▸ **What to do**:
Write out each line in which the string "Spring" is present.

▸ **Material provided**:
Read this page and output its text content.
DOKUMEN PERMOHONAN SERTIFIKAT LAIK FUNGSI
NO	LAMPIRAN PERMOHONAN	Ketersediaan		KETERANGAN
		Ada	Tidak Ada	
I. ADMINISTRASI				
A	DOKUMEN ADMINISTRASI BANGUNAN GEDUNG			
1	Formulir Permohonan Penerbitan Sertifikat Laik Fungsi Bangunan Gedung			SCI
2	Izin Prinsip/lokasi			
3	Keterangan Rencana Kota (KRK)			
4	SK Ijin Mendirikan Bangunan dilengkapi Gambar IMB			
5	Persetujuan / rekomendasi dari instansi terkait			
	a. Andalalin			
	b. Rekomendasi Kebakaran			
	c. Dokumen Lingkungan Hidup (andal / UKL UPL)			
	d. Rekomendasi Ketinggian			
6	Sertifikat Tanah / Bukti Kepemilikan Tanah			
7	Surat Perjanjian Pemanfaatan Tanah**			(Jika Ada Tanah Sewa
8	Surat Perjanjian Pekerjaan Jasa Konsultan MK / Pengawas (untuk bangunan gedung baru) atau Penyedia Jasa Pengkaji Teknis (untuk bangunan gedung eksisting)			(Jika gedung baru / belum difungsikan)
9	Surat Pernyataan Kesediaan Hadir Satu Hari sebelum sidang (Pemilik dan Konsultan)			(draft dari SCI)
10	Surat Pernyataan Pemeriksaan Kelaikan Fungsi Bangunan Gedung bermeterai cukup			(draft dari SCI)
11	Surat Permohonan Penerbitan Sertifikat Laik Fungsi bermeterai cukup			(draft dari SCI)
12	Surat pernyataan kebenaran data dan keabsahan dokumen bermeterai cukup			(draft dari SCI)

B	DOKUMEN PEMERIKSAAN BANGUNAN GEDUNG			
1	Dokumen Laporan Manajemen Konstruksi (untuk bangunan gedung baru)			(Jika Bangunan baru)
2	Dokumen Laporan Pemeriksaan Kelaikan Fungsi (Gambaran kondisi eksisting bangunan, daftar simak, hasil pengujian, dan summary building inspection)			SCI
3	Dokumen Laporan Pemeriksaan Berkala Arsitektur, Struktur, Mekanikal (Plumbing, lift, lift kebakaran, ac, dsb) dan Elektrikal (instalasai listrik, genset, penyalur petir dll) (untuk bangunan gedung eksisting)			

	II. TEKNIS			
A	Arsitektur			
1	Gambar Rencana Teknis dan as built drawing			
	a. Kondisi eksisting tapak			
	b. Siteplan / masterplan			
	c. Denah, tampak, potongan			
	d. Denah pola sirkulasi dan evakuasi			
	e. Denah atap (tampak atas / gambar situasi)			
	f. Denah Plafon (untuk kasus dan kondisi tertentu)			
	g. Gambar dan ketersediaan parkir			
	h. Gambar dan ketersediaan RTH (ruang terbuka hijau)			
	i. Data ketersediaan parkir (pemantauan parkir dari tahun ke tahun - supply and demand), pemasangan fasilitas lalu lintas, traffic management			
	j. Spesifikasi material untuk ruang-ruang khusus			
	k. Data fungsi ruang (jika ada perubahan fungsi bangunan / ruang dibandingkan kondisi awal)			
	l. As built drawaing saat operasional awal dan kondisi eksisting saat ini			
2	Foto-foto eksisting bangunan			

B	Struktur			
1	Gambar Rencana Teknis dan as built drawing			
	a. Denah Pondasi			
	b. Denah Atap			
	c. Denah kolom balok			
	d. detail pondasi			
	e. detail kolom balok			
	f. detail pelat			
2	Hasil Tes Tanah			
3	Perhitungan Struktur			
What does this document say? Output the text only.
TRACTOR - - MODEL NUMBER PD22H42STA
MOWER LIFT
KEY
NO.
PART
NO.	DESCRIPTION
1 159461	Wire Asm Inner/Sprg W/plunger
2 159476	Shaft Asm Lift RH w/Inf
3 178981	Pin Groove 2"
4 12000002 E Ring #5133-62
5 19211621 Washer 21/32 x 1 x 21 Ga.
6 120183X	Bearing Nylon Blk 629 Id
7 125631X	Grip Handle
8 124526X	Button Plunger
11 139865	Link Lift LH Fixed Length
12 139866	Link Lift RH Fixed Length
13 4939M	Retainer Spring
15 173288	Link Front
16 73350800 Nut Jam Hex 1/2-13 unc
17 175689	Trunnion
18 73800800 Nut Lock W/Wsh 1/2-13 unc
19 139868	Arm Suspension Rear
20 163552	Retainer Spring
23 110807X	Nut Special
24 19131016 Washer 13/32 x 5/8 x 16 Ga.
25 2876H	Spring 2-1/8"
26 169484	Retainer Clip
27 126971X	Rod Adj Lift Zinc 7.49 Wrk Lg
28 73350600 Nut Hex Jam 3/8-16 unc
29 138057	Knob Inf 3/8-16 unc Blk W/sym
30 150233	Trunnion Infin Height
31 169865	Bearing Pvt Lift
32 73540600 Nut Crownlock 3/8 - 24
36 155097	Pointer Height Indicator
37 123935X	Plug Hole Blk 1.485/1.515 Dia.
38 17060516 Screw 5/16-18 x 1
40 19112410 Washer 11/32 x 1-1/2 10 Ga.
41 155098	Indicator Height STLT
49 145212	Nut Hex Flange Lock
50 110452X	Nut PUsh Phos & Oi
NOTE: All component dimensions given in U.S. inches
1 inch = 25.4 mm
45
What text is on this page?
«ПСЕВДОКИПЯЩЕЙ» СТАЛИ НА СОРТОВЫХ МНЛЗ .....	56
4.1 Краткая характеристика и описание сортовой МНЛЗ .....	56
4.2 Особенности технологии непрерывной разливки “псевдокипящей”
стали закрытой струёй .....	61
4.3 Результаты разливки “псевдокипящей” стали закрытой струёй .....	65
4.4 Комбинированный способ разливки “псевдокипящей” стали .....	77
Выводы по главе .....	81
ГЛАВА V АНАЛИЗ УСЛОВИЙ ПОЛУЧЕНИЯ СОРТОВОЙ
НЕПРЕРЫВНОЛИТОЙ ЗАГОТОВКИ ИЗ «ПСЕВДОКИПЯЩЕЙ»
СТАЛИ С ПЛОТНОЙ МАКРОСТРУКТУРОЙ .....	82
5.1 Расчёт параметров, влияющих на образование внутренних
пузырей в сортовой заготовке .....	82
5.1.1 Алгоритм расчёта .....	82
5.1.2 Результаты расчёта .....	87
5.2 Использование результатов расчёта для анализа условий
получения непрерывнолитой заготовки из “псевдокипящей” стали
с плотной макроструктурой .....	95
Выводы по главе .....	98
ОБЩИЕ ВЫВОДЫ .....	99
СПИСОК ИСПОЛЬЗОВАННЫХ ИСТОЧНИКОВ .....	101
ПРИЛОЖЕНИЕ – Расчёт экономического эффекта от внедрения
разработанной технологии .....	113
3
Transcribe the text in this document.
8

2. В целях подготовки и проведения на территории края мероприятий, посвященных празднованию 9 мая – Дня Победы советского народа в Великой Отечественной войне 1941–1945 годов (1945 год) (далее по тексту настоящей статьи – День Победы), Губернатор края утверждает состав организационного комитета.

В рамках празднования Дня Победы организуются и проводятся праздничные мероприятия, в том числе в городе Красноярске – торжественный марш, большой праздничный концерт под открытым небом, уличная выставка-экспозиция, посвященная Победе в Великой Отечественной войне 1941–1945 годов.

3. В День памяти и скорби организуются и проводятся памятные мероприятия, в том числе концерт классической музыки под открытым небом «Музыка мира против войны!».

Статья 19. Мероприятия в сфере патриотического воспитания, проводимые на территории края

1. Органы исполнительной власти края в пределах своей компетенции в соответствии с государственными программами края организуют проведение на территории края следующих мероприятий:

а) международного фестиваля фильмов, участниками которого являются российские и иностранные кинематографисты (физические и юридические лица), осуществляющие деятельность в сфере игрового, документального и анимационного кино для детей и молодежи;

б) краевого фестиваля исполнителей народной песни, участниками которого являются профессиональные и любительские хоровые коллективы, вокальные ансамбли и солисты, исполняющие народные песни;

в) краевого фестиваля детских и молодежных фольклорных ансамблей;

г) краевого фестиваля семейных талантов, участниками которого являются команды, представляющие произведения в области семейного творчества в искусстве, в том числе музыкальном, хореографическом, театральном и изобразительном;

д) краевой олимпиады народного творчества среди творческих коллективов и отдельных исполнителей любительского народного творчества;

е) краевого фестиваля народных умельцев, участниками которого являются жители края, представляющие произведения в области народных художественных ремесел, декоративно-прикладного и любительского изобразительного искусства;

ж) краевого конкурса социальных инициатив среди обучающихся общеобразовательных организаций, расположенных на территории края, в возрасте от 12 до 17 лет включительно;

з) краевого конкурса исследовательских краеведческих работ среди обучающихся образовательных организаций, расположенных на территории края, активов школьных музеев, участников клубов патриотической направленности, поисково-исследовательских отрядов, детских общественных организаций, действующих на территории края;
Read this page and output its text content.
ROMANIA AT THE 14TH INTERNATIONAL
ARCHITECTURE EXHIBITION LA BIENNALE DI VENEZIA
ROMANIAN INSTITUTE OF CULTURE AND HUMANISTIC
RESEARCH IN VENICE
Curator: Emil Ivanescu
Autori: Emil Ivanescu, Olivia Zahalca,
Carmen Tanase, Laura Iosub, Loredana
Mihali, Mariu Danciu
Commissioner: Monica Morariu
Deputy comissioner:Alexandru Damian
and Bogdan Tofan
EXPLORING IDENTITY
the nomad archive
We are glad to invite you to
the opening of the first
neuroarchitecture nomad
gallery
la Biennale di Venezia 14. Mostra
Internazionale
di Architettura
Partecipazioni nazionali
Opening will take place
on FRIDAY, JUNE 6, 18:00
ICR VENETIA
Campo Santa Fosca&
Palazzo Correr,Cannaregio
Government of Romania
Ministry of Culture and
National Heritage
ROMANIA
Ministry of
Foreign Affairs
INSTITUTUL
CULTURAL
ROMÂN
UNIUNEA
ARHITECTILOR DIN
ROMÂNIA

▸ **Response for this exercise**:
13 4939M	Retainer Spring
20 163552	Retainer Spring
25 2876H	Spring 2-1/8"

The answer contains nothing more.